_What needs to be done_
Write out the whole listing, matching it exactly.

_Input for this task_

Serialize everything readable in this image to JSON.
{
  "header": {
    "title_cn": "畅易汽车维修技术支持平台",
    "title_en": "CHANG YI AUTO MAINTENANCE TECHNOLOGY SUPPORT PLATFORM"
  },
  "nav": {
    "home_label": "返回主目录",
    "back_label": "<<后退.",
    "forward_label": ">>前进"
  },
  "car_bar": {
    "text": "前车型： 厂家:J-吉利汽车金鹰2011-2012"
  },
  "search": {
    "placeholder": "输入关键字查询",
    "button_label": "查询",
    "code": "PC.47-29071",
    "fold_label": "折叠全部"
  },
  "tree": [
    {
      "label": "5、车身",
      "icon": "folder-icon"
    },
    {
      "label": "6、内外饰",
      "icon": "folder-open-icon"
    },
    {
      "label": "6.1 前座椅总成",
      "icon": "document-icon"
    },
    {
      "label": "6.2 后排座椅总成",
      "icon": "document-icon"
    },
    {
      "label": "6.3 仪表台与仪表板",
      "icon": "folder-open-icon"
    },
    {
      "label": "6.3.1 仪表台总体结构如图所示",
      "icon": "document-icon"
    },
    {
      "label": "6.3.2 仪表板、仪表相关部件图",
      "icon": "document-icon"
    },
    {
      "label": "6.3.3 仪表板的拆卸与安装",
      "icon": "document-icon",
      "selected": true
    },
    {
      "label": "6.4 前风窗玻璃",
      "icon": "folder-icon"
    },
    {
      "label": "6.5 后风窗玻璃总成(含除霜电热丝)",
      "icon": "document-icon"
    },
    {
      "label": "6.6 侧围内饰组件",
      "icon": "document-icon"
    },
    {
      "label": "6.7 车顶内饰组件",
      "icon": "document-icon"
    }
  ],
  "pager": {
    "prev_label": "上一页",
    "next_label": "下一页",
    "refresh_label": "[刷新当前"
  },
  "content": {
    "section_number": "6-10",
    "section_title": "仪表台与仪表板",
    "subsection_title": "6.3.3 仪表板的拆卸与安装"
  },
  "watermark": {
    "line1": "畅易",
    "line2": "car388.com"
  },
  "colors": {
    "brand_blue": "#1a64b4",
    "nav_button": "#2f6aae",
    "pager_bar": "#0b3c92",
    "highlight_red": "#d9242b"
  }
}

_Completed exercise_
Serialize everything readable in this image to JSON.
{
  "header": {
    "title_cn": "畅易汽车维修技术支持平台",
    "title_en": "CHANG YI AUTO MAINTENANCE TECHNOLOGY SUPPORT PLATFORM"
  },
  "nav": {
    "home_label": "返回主目录",
    "back_label": "<<后退.",
    "forward_label": ">>前进"
  },
  "car_bar": {
    "text": "前车型： 厂家:J-吉利汽车金鹰2011-2012"
  },
  "search": {
    "placeholder": "输入关键字查询",
    "button_label": "查询",
    "code": "PC.47-29071",
    "fold_label": "折叠全部"
  },
  "tree": [
    {
      "label": "5、车身",
      "icon": "folder-icon"
    },
    {
      "label": "6、内外饰",
      "icon": "folder-open-icon"
    },
    {
      "label": "6.1 前座椅总成",
      "icon": "document-icon"
    },
    {
      "label": "6.2 后排座椅总成",
      "icon": "document-icon"
    },
    {
      "label": "6.3 仪表台与仪表板",
      "icon": "folder-open-icon"
    },
    {
      "label": "6.3.1 仪表台总体结构如图所示",
      "icon": "document-icon"
    },
    {
      "label": "6.3.2 仪表板、仪表相关部件图",
      "icon": "document-icon"
    },
    {
      "label": "6.3.3 仪表板的拆卸与安装",
      "icon": "document-icon",
      "selected": true
    },
    {
      "label": "6.4 前风窗玻璃",
      "icon": "folder-icon"
    },
    {
      "label": "6.5 后风窗玻璃总成(含除霜电热丝)",
      "icon": "document-icon"
    },
    {
      "label": "6.6 侧围内饰组件",
      "icon": "document-icon"
    },
    {
      "label": "6.7 车顶内饰组件",
      "icon": "document-icon"
    }
  ],
  "pager": {
    "prev_label": "上一页",
    "next_label": "下一页",
    "refresh_label": "[刷新当前"
  },
  "content": {
    "section_number": "6-10",
    "section_title": "仪表台与仪表板",
    "subsection_title": "6.3.3 仪表板的拆卸与安装"
  },
  "watermark": {
    "line1": "畅易",
    "line2": "car388.com"
  },
  "colors": {
    "brand_blue": "#1a64b4",
    "nav_button": "#2f6aae",
    "pager_bar": "#0b3c92",
    "highlight_red": "#d9242b"
  }
}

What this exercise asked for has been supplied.